**To do:**
Would you extract the whole listing below and retype it exactly?

**Listed records:**
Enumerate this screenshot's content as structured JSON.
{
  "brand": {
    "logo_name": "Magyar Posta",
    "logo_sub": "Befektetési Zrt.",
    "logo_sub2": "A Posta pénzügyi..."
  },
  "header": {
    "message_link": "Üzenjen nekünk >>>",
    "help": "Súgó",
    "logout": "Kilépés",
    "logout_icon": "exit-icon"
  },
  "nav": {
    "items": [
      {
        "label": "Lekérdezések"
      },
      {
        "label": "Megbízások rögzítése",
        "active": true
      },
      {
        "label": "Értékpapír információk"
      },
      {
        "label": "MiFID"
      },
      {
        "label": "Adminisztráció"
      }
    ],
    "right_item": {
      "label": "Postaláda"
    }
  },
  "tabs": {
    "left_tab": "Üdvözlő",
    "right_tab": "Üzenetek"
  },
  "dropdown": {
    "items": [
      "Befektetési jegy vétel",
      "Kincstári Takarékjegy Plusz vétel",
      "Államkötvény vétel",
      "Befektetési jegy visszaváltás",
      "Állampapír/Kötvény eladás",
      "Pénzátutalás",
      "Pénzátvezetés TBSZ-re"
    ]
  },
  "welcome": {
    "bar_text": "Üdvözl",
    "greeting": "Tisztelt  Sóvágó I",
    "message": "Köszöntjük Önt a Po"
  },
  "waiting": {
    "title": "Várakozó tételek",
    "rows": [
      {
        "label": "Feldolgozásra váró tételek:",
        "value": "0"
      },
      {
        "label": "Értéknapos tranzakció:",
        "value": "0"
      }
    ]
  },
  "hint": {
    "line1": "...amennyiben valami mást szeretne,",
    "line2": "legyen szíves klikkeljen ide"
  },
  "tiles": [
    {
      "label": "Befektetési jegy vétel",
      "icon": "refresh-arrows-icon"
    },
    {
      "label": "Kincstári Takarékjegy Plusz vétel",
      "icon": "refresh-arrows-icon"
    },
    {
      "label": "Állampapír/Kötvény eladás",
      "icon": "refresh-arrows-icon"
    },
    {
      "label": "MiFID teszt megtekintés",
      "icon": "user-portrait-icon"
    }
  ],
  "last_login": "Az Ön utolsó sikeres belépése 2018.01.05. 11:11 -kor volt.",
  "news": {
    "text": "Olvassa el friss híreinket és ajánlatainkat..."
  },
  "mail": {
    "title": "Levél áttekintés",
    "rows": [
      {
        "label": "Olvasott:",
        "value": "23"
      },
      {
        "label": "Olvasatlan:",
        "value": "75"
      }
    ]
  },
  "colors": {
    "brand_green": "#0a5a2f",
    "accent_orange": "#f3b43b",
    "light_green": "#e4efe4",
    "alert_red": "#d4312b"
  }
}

**Right answer:**
Enumerate this screenshot's content as structured JSON.
{
  "brand": {
    "logo_name": "Magyar Posta",
    "logo_sub": "Befektetési Zrt.",
    "logo_sub2": "A Posta pénzügyi..."
  },
  "header": {
    "message_link": "Üzenjen nekünk >>>",
    "help": "Súgó",
    "logout": "Kilépés",
    "logout_icon": "exit-icon"
  },
  "nav": {
    "items": [
      {
        "label": "Lekérdezések"
      },
      {
        "label": "Megbízások rögzítése",
        "active": true
      },
      {
        "label": "Értékpapír információk"
      },
      {
        "label": "MiFID"
      },
      {
        "label": "Adminisztráció"
      }
    ],
    "right_item": {
      "label": "Postaláda"
    }
  },
  "tabs": {
    "left_tab": "Üdvözlő",
    "right_tab": "Üzenetek"
  },
  "dropdown": {
    "items": [
      "Befektetési jegy vétel",
      "Kincstári Takarékjegy Plusz vétel",
      "Államkötvény vétel",
      "Befektetési jegy visszaváltás",
      "Állampapír/Kötvény eladás",
      "Pénzátutalás",
      "Pénzátvezetés TBSZ-re"
    ]
  },
  "welcome": {
    "bar_text": "Üdvözl",
    "greeting": "Tisztelt  Sóvágó I",
    "message": "Köszöntjük Önt a Po"
  },
  "waiting": {
    "title": "Várakozó tételek",
    "rows": [
      {
        "label": "Feldolgozásra váró tételek:",
        "value": "0"
      },
      {
        "label": "Értéknapos tranzakció:",
        "value": "0"
      }
    ]
  },
  "hint": {
    "line1": "...amennyiben valami mást szeretne,",
    "line2": "legyen szíves klikkeljen ide"
  },
  "tiles": [
    {
      "label": "Befektetési jegy vétel",
      "icon": "refresh-arrows-icon"
    },
    {
      "label": "Kincstári Takarékjegy Plusz vétel",
      "icon": "refresh-arrows-icon"
    },
    {
      "label": "Állampapír/Kötvény eladás",
      "icon": "refresh-arrows-icon"
    },
    {
      "label": "MiFID teszt megtekintés",
      "icon": "user-portrait-icon"
    }
  ],
  "last_login": "Az Ön utolsó sikeres belépése 2018.01.05. 11:11 -kor volt.",
  "news": {
    "text": "Olvassa el friss híreinket és ajánlatainkat..."
  },
  "mail": {
    "title": "Levél áttekintés",
    "rows": [
      {
        "label": "Olvasott:",
        "value": "23"
      },
      {
        "label": "Olvasatlan:",
        "value": "75"
      }
    ]
  },
  "colors": {
    "brand_green": "#0a5a2f",
    "accent_orange": "#f3b43b",
    "light_green": "#e4efe4",
    "alert_red": "#d4312b"
  }
}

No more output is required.